══ Material shown

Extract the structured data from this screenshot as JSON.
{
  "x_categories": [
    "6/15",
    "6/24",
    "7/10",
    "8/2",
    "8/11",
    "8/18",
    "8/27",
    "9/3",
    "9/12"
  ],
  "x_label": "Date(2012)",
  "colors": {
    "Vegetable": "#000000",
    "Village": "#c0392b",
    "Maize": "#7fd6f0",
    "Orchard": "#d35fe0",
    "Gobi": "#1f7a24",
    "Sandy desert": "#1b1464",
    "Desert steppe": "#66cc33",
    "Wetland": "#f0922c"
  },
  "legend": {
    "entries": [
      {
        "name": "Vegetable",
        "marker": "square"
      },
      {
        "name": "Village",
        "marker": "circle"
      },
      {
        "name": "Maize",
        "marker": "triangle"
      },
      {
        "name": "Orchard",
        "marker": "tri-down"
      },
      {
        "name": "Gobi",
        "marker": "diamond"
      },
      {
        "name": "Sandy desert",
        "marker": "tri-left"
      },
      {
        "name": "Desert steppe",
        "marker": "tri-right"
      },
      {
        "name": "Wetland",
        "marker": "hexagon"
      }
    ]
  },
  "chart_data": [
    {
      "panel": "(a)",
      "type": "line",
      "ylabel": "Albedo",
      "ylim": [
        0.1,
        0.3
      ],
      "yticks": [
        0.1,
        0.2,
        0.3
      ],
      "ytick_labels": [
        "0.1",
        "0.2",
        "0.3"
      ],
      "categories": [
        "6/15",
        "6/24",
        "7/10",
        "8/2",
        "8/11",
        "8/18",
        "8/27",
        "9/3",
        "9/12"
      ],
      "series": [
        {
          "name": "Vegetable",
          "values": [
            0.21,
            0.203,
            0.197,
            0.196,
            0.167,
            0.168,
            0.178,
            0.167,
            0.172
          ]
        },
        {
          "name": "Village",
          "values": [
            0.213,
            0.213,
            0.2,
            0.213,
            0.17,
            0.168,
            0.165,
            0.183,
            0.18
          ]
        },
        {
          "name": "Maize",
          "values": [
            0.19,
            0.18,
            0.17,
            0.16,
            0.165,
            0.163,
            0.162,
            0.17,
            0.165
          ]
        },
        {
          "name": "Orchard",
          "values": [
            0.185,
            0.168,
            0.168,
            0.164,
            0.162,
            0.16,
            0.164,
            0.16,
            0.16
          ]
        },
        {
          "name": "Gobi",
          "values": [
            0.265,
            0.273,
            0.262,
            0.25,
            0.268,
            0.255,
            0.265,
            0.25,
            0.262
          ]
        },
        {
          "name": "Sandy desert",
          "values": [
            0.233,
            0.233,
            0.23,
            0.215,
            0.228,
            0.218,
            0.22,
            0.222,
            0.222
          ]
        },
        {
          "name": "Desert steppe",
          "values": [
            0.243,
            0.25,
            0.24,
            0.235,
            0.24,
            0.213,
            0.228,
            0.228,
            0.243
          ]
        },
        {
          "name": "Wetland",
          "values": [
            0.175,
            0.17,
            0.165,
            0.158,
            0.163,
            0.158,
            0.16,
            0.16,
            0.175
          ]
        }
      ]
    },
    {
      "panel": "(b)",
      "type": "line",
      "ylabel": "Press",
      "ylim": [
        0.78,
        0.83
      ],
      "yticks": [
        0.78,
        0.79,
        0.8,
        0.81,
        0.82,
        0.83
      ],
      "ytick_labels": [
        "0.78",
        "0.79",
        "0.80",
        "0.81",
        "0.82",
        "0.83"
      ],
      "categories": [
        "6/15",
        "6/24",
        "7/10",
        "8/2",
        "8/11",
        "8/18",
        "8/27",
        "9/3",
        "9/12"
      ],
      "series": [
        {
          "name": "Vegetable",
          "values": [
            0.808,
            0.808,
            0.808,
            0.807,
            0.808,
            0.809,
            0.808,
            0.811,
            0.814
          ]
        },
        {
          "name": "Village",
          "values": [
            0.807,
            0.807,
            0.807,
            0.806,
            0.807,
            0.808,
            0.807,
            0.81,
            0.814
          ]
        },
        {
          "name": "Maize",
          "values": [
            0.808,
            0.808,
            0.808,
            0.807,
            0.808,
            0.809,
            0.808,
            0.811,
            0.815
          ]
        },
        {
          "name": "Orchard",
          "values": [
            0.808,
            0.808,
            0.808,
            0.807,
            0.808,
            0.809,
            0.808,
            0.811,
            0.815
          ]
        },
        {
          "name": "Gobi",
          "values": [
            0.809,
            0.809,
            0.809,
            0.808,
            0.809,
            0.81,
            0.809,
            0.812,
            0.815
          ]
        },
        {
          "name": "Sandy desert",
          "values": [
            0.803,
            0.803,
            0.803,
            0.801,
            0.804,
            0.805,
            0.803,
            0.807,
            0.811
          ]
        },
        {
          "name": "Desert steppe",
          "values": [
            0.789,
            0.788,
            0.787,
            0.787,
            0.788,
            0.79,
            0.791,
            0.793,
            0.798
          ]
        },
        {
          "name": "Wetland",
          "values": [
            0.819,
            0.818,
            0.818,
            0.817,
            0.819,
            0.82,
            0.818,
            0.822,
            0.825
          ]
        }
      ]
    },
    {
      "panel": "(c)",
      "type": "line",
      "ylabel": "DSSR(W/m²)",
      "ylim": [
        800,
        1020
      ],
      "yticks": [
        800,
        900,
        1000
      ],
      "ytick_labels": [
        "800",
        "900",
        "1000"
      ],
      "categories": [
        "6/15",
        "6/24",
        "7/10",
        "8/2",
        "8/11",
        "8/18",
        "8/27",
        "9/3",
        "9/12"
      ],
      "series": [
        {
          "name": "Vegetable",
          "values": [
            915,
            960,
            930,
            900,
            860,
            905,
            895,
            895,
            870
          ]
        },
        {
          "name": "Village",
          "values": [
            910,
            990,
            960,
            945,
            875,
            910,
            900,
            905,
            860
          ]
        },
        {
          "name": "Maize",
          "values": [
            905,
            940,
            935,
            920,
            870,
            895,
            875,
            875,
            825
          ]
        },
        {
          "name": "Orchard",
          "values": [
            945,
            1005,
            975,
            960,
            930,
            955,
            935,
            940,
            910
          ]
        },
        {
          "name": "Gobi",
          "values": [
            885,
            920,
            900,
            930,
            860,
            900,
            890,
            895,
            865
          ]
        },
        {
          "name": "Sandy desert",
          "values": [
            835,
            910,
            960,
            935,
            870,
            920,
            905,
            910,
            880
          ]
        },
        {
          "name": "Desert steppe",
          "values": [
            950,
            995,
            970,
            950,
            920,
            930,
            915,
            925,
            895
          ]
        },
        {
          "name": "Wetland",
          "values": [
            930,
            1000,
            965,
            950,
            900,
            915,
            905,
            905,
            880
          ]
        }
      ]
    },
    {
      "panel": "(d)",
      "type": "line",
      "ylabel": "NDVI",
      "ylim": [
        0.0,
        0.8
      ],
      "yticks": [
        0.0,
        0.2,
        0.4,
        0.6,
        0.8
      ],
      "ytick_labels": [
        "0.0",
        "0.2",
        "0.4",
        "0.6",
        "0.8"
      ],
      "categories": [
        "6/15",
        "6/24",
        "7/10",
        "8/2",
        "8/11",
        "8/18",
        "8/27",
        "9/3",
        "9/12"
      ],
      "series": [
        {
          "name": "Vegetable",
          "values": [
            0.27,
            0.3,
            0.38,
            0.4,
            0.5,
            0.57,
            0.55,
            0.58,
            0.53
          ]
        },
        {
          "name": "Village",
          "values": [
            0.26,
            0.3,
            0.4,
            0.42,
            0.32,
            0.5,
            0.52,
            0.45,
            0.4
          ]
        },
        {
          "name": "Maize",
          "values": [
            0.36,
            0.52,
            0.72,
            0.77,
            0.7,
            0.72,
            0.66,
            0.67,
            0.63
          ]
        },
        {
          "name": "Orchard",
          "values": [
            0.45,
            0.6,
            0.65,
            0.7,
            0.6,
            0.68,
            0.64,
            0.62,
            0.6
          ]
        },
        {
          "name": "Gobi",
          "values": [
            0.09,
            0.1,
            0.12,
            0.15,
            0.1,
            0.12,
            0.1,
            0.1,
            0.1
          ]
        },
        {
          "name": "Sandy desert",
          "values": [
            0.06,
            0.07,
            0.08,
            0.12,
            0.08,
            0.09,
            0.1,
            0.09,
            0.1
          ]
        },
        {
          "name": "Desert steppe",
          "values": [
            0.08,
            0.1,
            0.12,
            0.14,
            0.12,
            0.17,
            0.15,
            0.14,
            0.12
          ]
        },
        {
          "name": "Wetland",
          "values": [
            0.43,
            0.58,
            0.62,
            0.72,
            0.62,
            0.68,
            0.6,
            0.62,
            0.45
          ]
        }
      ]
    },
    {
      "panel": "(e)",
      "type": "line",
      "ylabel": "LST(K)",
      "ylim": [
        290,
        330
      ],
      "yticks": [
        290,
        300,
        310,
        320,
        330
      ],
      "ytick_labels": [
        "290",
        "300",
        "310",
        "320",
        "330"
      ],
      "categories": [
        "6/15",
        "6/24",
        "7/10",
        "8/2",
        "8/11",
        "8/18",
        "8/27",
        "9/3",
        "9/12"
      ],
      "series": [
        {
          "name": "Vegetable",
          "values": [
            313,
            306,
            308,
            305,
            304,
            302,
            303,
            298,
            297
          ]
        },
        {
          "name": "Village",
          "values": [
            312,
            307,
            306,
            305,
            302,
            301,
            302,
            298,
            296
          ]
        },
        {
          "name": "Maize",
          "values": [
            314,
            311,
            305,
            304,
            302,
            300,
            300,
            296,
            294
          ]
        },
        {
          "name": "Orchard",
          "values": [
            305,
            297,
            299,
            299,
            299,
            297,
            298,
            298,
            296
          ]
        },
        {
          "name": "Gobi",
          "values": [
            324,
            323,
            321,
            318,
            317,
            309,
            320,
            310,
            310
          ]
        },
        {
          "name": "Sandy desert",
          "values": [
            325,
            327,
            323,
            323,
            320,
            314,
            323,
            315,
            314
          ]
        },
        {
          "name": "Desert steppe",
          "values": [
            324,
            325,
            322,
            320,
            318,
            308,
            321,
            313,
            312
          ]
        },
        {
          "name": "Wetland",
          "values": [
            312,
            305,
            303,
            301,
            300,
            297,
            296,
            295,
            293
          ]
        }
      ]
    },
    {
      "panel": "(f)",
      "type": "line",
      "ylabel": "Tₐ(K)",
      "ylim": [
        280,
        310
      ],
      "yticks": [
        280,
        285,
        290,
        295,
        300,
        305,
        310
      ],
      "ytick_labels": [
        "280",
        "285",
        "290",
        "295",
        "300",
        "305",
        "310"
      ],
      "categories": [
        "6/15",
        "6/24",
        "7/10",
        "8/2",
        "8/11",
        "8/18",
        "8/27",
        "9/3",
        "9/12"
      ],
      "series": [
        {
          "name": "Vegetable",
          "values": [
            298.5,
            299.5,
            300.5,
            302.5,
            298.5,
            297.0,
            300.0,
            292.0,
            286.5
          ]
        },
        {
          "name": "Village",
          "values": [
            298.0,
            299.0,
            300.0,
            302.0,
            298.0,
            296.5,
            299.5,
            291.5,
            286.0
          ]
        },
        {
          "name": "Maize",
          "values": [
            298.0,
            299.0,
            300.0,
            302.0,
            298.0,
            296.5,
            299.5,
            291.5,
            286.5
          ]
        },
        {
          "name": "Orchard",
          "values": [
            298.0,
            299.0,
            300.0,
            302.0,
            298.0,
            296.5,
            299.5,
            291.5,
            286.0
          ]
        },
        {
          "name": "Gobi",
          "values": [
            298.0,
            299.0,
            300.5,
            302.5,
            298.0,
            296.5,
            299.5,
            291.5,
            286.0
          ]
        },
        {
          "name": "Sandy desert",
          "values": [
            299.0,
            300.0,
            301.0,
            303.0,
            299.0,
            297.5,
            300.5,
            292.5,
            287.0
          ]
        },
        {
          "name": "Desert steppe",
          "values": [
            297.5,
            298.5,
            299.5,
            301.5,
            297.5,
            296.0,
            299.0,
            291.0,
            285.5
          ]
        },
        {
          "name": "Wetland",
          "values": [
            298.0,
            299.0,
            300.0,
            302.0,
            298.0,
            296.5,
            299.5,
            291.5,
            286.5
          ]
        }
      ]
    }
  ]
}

════

The task »
Where a line contains the string "ylabel", extract that line.

Exercise result »
      "ylabel": "Albedo",
      "ylabel": "Press",
      "ylabel": "DSSR(W/m²)",
      "ylabel": "NDVI",
      "ylabel": "LST(K)",
      "ylabel": "Tₐ(K)",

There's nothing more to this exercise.